[Records from a dataset]
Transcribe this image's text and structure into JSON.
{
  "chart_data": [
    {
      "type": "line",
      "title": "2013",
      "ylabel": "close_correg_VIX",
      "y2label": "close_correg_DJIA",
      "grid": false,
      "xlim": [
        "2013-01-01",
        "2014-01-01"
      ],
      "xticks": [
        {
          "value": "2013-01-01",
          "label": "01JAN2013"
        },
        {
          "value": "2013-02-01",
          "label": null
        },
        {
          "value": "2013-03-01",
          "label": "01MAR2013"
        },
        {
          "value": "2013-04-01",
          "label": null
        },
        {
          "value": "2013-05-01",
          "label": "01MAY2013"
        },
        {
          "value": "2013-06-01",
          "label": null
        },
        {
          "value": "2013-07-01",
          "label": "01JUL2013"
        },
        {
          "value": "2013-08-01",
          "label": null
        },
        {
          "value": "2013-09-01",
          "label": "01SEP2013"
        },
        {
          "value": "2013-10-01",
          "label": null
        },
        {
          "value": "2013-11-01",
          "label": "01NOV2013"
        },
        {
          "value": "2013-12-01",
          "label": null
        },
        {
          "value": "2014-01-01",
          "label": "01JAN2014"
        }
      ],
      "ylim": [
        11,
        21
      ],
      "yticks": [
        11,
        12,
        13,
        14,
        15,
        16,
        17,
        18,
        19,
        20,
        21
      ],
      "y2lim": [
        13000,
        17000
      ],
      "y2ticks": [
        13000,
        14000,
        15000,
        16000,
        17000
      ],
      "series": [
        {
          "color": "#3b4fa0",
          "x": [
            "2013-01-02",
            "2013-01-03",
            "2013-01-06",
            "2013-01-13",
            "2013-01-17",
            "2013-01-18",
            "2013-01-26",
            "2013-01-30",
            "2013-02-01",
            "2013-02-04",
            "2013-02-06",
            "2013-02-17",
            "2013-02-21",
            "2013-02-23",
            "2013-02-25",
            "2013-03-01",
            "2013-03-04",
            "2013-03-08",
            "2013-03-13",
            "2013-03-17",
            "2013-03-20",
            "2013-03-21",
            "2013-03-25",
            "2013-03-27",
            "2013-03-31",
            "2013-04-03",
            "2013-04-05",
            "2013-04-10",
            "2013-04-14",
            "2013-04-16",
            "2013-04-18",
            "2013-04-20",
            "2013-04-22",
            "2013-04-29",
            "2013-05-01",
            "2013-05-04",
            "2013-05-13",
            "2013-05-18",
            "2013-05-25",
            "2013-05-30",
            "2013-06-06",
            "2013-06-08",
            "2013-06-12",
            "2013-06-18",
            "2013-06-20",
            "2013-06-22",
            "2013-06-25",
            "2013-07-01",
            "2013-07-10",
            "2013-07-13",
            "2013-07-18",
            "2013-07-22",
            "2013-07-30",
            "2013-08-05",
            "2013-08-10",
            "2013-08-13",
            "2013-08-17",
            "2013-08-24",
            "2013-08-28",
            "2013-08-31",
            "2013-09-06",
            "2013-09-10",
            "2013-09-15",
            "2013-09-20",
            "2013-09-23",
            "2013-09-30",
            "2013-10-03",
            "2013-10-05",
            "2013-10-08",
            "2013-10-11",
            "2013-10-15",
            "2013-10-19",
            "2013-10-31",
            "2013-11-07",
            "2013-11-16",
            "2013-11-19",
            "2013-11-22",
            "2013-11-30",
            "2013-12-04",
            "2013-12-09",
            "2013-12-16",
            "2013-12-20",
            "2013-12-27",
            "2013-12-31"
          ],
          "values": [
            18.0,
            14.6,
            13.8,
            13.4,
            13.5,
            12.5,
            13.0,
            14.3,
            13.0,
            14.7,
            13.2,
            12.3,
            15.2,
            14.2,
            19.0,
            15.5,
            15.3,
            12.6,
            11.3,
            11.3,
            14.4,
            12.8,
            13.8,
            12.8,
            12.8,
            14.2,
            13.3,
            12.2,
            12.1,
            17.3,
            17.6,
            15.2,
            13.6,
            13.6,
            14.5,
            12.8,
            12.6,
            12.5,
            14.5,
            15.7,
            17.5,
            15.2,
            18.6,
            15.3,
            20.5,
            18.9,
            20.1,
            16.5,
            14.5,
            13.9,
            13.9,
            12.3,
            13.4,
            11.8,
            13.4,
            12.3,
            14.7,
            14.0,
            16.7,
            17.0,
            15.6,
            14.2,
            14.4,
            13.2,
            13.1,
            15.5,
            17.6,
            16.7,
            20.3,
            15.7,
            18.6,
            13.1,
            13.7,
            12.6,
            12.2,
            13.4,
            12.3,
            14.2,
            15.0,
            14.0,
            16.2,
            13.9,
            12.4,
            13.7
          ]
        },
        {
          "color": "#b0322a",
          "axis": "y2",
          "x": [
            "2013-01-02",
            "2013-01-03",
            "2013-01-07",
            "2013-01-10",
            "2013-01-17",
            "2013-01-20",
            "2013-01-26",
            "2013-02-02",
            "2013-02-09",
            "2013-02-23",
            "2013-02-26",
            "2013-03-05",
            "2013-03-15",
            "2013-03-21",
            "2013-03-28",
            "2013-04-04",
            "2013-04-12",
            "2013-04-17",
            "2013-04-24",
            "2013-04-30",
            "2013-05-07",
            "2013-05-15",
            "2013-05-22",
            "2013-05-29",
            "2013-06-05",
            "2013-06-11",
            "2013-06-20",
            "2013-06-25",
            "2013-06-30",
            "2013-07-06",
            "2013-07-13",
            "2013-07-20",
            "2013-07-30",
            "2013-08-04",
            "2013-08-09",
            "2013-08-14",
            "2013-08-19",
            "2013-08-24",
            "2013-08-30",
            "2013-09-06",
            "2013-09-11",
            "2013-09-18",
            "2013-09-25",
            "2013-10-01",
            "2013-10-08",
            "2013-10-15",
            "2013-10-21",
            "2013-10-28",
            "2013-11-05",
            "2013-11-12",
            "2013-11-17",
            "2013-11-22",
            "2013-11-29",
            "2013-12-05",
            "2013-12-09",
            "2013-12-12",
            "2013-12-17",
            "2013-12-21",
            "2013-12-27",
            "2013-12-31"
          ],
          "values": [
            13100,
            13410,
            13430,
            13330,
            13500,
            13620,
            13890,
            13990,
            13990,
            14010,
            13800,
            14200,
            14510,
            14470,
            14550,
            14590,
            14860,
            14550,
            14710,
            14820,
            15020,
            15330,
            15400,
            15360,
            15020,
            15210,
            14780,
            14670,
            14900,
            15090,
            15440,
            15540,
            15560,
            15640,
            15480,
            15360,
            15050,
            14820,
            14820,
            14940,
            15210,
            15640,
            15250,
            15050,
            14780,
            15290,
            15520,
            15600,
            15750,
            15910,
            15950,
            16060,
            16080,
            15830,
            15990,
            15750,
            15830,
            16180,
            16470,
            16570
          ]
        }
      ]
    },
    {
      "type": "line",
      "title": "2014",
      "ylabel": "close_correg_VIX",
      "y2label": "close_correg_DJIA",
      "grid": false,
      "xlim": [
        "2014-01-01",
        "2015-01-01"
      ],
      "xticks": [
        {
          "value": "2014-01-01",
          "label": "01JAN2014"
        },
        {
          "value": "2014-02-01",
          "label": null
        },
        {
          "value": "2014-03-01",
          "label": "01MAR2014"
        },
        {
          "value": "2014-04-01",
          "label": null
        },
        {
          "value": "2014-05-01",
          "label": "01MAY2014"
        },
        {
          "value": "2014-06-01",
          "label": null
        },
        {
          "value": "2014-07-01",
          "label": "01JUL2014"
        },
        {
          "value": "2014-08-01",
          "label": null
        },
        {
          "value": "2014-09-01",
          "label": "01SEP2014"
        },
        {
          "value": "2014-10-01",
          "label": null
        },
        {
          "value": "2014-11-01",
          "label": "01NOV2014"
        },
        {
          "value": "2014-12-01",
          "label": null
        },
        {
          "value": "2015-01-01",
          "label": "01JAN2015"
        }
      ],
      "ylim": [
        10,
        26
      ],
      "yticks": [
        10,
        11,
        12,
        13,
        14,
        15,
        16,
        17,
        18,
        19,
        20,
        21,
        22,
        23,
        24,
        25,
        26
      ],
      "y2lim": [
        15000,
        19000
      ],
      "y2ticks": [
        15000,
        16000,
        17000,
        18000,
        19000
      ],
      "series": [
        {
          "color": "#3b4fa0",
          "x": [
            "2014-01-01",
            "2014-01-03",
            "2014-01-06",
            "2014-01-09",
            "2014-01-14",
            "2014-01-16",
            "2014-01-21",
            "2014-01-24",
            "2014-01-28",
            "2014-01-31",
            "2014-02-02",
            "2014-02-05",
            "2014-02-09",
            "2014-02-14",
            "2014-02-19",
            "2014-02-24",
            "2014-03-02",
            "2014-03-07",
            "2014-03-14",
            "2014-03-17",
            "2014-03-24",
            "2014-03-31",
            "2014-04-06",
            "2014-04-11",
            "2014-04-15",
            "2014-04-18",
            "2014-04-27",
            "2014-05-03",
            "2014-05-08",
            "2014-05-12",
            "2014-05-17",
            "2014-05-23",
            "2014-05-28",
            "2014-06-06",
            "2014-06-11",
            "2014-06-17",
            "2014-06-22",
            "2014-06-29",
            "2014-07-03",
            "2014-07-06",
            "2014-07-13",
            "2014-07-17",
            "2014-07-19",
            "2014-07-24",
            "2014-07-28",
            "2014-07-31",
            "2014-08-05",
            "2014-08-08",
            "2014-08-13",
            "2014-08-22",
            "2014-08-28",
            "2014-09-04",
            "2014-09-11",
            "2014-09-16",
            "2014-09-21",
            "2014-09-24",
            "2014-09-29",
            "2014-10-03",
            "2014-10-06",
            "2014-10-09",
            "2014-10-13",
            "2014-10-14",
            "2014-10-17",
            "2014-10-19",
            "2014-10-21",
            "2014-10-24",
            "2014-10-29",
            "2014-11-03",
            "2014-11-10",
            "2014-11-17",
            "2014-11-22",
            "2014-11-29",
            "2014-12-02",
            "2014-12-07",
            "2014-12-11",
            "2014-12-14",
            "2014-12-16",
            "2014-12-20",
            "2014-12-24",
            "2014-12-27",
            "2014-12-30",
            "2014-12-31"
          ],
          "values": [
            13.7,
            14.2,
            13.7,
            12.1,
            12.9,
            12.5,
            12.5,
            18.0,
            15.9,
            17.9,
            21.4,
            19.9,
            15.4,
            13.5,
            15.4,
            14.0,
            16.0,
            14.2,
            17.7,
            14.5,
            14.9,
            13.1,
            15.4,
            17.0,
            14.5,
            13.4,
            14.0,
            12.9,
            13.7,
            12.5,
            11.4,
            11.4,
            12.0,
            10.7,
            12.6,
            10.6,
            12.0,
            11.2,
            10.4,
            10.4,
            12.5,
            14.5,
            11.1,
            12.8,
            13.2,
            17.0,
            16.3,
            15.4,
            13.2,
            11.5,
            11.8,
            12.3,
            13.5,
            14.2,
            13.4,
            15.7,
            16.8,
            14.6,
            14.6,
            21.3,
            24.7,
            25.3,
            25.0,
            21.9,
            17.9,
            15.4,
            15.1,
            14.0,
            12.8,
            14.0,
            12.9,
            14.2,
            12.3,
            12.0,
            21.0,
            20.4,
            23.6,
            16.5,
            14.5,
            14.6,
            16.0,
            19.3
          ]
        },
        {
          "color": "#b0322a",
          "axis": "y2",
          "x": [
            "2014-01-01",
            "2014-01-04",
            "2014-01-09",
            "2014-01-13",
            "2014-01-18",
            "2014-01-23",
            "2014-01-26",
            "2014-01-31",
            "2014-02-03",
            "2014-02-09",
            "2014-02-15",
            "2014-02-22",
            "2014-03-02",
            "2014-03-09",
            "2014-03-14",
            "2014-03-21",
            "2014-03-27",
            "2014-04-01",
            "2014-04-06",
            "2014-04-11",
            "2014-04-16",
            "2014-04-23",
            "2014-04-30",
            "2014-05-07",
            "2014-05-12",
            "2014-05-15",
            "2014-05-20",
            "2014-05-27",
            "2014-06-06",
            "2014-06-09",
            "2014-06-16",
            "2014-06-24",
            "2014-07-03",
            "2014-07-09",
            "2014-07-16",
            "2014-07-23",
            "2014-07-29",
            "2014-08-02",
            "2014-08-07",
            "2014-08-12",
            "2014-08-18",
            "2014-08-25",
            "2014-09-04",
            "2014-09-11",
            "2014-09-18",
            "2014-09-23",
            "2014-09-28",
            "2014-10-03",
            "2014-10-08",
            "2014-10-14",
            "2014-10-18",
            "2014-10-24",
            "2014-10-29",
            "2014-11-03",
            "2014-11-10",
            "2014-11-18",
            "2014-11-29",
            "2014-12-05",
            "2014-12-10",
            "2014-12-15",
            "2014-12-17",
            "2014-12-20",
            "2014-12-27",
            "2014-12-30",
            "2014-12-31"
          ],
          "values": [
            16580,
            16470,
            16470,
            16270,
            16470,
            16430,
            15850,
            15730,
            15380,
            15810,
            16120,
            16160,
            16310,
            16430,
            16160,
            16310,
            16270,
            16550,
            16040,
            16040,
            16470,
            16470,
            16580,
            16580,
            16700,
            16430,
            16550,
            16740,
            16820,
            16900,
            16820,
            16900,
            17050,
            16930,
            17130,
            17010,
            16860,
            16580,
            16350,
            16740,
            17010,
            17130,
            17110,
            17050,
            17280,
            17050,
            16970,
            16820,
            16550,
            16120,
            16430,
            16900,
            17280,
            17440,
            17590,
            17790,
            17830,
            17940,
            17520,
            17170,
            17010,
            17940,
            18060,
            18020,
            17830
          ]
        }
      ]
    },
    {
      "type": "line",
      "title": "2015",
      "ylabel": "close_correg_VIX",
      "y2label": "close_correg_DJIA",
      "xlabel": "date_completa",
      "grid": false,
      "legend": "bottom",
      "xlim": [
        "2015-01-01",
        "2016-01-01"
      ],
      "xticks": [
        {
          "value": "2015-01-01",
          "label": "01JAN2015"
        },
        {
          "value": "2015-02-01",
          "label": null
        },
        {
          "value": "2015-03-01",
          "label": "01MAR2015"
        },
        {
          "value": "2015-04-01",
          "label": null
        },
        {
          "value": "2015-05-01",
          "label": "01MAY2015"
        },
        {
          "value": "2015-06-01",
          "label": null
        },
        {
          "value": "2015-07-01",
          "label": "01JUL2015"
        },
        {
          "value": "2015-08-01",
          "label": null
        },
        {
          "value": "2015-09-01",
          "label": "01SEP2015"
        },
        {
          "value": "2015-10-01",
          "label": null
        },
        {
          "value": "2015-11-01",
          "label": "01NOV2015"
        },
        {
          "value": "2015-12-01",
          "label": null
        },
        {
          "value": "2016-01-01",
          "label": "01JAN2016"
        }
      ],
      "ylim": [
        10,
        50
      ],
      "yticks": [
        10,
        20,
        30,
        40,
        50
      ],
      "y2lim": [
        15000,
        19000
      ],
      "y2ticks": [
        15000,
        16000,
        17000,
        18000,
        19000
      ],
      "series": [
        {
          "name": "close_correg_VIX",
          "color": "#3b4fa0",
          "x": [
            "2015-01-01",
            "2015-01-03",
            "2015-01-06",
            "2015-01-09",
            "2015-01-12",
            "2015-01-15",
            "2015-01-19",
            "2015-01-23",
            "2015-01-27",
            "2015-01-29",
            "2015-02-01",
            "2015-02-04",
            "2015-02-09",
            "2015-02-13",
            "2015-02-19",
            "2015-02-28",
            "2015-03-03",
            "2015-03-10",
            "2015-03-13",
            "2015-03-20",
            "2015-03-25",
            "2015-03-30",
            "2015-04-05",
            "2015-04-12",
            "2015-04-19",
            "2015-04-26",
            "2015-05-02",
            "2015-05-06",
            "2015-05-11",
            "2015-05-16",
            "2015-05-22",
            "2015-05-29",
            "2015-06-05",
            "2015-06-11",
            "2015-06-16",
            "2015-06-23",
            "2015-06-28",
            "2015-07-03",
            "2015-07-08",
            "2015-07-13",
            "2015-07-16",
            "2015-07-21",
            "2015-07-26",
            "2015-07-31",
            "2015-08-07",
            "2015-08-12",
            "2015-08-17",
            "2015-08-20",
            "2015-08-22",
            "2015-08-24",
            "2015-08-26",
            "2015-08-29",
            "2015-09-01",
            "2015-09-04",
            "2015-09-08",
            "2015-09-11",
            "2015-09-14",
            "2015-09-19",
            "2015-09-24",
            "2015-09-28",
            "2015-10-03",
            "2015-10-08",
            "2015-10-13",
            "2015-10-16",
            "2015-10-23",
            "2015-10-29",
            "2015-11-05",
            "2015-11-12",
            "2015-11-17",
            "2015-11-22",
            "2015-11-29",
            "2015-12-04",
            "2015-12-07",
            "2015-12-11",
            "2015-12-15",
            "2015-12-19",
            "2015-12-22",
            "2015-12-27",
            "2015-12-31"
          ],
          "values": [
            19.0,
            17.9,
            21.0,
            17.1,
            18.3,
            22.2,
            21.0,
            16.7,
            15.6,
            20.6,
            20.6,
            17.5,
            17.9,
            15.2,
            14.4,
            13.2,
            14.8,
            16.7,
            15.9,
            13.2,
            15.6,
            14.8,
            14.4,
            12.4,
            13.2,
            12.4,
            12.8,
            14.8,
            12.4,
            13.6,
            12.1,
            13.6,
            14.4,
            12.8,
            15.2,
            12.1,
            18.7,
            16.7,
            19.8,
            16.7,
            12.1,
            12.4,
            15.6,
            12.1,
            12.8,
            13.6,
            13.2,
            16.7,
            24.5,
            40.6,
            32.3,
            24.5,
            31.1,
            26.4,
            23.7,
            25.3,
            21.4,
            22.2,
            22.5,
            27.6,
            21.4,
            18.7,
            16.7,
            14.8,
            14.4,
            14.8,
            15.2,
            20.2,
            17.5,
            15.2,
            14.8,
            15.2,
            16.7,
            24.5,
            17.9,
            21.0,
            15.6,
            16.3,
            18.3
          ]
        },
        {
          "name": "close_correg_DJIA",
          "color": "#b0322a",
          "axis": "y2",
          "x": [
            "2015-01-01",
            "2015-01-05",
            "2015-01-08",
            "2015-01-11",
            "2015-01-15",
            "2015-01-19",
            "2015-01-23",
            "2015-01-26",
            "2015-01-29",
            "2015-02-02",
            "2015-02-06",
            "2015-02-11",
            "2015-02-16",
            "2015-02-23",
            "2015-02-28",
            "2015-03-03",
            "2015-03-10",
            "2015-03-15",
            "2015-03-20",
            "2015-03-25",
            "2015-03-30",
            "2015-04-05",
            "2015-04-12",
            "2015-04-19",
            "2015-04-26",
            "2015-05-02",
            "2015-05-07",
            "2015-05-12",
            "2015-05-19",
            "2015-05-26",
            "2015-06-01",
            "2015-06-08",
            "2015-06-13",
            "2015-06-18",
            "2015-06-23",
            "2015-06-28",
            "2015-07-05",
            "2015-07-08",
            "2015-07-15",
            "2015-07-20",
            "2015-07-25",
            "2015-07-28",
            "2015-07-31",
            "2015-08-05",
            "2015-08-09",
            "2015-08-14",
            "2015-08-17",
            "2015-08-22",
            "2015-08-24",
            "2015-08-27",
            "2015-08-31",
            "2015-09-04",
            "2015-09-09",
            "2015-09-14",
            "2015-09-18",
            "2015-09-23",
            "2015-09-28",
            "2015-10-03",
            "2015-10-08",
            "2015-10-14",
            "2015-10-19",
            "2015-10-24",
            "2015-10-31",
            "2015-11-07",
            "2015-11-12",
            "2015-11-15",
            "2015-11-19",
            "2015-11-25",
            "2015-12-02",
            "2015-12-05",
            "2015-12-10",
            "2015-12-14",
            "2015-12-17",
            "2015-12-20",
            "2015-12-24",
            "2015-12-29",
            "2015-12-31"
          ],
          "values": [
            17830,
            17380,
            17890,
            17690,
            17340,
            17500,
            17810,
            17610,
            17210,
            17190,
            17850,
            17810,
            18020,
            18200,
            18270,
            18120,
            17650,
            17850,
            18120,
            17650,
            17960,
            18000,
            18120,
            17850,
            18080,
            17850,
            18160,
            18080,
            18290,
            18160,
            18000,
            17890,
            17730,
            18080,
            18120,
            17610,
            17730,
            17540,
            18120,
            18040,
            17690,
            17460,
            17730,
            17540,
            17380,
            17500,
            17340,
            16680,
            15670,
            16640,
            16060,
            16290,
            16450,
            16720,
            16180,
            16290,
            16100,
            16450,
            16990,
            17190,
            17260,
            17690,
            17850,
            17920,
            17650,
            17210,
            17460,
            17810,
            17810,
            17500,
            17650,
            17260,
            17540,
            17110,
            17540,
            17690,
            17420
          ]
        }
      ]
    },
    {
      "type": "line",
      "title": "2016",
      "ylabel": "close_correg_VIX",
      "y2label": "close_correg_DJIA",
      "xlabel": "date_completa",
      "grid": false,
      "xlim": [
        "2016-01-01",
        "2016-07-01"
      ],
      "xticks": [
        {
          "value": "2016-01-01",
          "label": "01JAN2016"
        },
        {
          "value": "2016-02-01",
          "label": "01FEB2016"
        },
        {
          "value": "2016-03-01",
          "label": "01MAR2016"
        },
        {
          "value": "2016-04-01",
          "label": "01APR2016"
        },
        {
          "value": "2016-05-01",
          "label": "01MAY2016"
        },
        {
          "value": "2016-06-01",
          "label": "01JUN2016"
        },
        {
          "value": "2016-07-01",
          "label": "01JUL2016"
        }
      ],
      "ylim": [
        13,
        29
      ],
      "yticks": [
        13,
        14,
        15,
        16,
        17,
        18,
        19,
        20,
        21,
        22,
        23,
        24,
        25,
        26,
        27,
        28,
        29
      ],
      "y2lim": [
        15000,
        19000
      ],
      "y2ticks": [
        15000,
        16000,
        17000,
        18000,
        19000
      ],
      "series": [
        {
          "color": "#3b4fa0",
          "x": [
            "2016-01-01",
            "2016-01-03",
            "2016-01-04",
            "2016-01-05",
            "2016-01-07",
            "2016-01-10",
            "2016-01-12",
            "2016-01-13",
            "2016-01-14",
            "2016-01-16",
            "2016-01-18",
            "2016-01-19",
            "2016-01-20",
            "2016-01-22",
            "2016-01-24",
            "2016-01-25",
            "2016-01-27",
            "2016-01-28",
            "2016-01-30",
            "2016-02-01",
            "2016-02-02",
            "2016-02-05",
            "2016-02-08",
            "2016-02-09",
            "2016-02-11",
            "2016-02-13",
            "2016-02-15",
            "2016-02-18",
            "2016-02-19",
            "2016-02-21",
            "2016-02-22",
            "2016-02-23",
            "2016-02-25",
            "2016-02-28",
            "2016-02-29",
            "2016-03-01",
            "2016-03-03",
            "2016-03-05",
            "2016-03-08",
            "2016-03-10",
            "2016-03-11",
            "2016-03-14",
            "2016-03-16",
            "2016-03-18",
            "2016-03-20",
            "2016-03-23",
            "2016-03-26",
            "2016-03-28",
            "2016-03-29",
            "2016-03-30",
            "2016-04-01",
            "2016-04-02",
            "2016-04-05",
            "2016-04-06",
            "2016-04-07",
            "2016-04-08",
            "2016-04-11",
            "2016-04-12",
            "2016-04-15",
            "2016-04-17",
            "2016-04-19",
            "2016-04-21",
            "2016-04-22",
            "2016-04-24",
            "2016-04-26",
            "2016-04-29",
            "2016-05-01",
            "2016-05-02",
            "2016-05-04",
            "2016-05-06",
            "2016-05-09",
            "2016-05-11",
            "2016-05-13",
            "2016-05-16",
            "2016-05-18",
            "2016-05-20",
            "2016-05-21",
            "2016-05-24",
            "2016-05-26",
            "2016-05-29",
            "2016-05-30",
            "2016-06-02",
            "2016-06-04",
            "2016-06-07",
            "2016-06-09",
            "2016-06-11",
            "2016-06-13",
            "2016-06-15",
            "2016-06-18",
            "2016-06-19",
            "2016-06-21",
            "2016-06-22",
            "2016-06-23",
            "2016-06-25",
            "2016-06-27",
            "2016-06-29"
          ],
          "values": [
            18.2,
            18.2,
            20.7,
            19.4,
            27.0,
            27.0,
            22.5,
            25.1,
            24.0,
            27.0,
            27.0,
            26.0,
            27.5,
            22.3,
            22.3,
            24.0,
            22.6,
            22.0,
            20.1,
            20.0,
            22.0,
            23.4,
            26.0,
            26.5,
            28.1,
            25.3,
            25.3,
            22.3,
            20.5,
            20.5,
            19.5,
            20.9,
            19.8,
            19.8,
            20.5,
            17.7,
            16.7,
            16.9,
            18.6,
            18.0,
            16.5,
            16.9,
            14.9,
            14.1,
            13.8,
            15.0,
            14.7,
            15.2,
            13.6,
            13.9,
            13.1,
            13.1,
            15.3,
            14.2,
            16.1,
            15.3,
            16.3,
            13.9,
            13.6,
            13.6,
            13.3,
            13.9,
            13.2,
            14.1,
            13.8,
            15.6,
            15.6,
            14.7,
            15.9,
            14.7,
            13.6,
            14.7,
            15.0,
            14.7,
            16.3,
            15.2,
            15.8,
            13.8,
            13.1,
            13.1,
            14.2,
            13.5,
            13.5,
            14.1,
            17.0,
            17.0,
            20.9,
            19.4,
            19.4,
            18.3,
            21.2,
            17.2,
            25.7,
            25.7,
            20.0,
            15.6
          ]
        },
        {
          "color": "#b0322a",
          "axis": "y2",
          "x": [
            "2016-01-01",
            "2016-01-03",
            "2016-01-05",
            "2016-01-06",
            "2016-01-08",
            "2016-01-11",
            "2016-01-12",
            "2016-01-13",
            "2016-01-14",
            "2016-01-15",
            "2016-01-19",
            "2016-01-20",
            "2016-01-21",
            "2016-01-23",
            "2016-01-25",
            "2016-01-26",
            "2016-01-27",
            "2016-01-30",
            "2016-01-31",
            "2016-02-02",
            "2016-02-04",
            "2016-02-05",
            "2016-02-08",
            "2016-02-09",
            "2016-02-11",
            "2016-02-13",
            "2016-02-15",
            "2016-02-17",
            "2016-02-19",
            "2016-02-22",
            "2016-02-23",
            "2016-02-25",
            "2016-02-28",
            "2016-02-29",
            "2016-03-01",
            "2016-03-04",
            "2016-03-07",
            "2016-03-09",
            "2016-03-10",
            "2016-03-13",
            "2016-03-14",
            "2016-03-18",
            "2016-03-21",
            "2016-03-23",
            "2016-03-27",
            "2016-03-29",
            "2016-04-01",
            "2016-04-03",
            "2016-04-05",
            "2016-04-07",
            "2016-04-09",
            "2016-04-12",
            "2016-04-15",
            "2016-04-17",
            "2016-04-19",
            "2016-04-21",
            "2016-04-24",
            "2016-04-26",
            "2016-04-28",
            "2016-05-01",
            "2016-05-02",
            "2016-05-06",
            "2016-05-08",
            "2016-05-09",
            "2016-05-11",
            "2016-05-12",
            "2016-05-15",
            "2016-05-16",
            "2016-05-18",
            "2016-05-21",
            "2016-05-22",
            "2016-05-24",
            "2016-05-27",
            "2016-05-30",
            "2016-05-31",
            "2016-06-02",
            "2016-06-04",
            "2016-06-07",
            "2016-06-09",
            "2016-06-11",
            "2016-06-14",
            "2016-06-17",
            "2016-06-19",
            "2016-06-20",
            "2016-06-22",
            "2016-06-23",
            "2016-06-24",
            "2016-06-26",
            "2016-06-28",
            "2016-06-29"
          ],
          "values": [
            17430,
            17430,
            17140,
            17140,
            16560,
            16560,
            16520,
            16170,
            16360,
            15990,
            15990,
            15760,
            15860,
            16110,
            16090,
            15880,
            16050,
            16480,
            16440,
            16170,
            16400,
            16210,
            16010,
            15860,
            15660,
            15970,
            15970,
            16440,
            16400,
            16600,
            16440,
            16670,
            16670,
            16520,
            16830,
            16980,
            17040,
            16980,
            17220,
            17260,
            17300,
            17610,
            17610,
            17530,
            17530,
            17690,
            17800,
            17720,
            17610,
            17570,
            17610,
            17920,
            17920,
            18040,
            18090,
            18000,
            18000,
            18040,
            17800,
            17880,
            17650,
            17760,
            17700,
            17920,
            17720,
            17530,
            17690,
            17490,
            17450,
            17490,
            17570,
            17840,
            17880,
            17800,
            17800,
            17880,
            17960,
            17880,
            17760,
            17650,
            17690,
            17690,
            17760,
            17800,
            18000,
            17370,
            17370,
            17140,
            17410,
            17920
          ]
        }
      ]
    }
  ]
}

▸ **The exercise**
Copy out each line of the records where the string "title" appears.

▸ **Reply to the exercise**
      "title": "2013",
      "title": "2014",
      "title": "2015",
      "title": "2016",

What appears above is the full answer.